YOUR TASK: Tally the lines that hold the word "true" and reply with that figure only.
^^^^^^^^^^^^^^^^
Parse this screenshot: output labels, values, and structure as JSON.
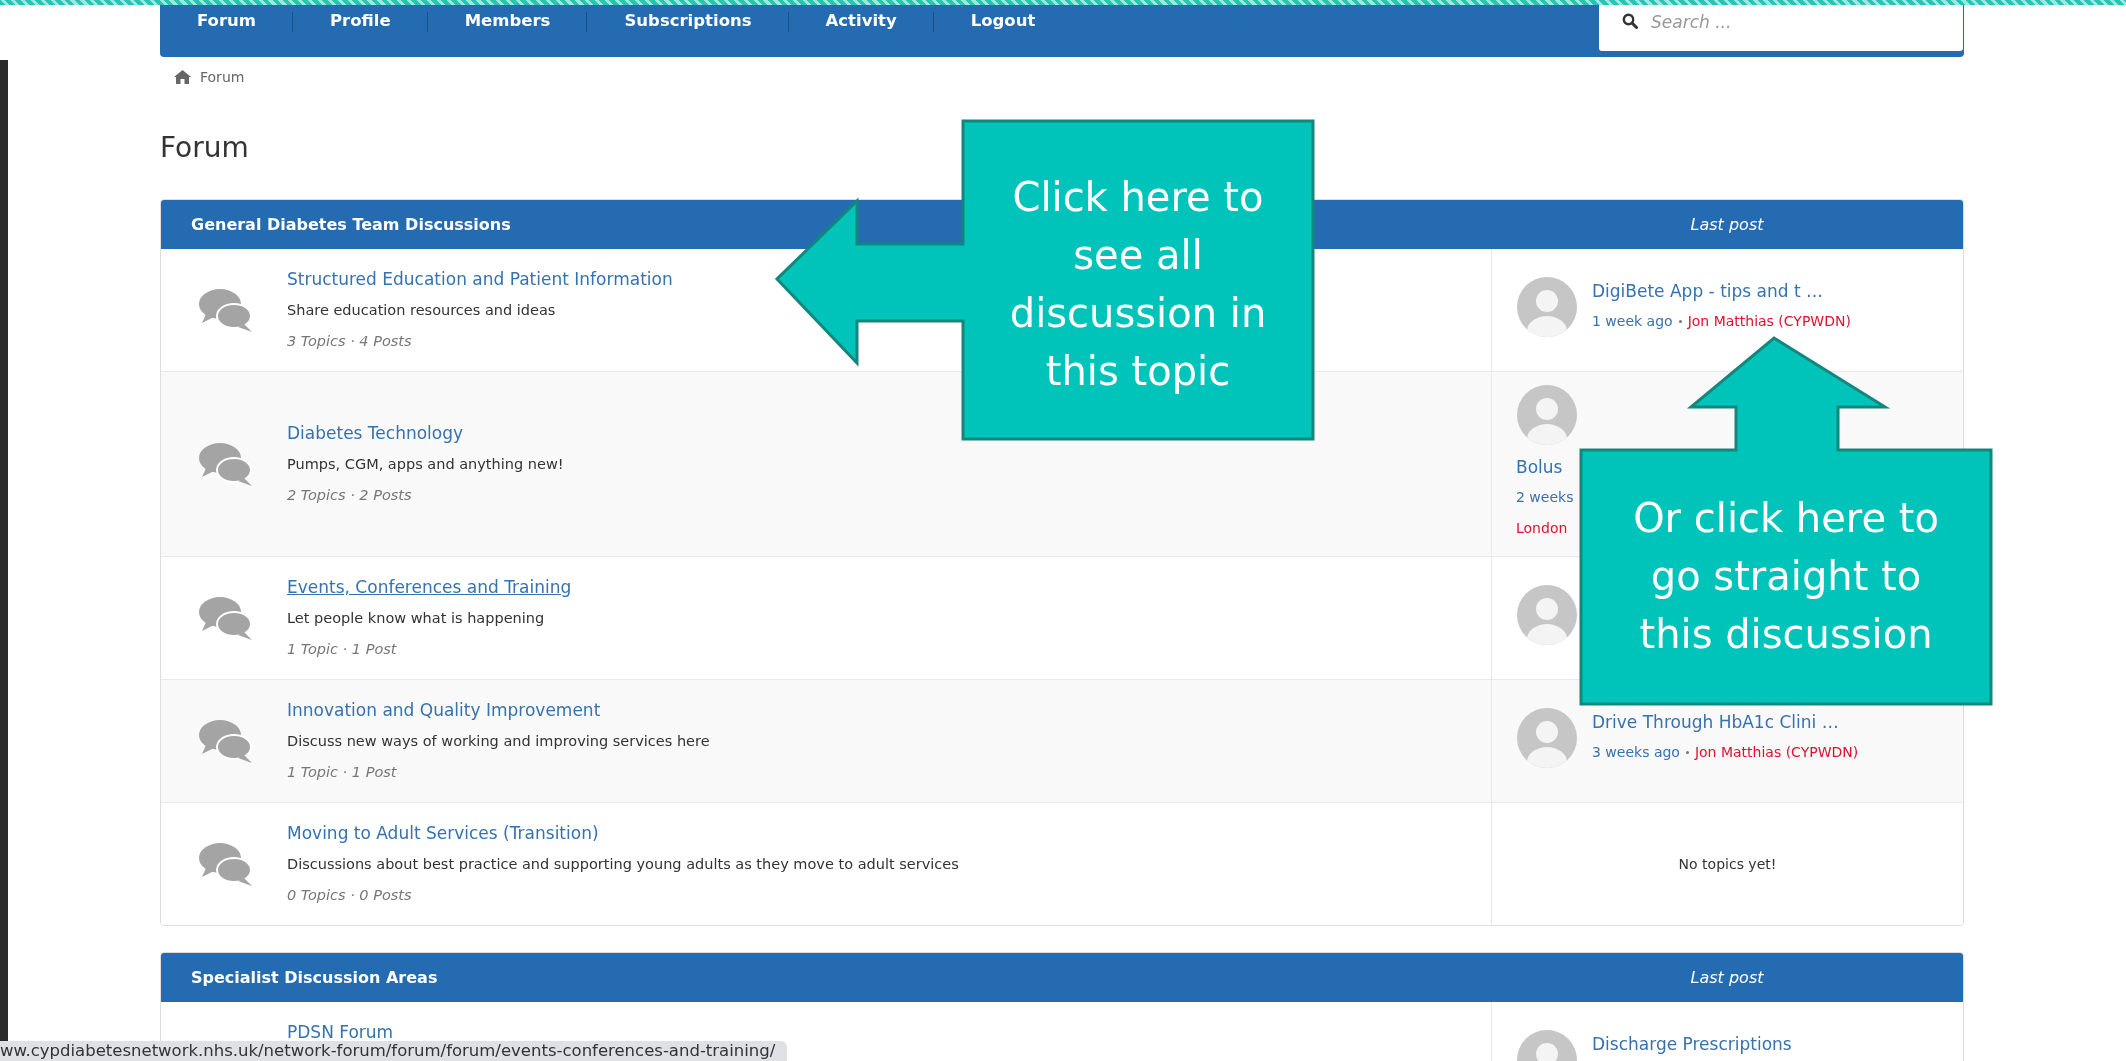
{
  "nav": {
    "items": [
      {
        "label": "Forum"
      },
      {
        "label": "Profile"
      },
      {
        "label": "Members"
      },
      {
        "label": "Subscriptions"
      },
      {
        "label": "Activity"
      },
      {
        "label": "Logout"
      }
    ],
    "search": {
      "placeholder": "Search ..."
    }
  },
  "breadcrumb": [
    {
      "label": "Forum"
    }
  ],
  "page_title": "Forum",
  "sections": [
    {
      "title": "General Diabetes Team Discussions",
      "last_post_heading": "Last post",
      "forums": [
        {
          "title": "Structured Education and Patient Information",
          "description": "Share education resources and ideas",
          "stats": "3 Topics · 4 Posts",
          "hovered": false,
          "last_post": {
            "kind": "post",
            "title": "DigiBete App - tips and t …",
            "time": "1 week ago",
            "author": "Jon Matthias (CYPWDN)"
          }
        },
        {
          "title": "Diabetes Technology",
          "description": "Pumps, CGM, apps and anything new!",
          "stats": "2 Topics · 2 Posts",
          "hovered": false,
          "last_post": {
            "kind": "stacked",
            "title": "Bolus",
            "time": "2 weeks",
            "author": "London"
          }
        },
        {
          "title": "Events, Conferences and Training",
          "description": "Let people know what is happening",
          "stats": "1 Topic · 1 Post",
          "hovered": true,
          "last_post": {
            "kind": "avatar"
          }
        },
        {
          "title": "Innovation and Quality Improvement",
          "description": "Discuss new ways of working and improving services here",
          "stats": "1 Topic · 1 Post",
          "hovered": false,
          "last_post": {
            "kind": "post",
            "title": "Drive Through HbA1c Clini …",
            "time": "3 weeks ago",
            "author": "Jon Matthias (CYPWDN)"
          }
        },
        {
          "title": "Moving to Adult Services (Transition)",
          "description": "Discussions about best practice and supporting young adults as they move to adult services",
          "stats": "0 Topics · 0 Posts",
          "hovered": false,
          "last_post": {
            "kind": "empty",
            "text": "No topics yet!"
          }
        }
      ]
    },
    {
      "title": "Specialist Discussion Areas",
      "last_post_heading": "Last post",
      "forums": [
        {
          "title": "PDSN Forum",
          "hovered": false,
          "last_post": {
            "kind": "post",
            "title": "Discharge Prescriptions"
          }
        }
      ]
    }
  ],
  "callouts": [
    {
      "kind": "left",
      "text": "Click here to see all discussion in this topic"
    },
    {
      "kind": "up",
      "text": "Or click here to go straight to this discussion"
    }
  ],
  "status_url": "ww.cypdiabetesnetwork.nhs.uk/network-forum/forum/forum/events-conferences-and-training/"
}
^^^^^^^^^^^^^^^^
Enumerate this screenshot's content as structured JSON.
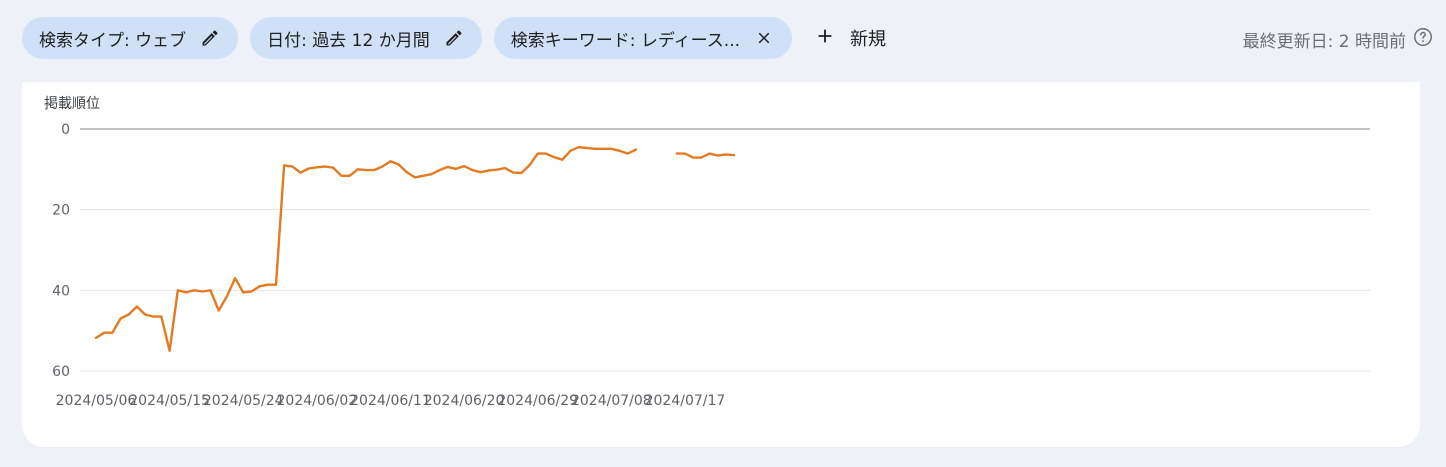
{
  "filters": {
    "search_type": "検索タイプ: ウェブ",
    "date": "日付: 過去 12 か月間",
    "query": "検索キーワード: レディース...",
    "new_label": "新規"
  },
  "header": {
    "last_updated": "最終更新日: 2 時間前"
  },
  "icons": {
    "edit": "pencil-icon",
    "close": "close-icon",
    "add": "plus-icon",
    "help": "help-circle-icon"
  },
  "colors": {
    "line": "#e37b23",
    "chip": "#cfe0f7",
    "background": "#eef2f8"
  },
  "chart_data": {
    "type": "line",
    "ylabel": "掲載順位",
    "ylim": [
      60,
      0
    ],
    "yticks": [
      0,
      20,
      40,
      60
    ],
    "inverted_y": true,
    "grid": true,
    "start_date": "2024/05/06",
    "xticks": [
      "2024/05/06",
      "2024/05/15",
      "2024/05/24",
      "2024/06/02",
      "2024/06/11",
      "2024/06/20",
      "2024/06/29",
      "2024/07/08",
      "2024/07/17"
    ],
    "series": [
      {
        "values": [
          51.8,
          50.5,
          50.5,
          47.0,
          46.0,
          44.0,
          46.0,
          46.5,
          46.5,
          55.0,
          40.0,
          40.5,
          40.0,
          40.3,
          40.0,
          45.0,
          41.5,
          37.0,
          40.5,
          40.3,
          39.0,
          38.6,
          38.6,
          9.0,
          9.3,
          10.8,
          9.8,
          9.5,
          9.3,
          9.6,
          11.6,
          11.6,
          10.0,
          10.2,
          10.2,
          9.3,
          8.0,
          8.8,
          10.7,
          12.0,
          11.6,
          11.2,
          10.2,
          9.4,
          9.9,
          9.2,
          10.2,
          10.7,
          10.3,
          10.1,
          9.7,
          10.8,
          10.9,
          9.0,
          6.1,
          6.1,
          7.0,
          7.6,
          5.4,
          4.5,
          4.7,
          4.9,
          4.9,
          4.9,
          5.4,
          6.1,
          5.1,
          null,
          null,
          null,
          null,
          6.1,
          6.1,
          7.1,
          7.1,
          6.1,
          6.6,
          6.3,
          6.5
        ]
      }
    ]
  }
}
^^^^^^^^^^^^^^^^
COMPLETED EXERCISE: 3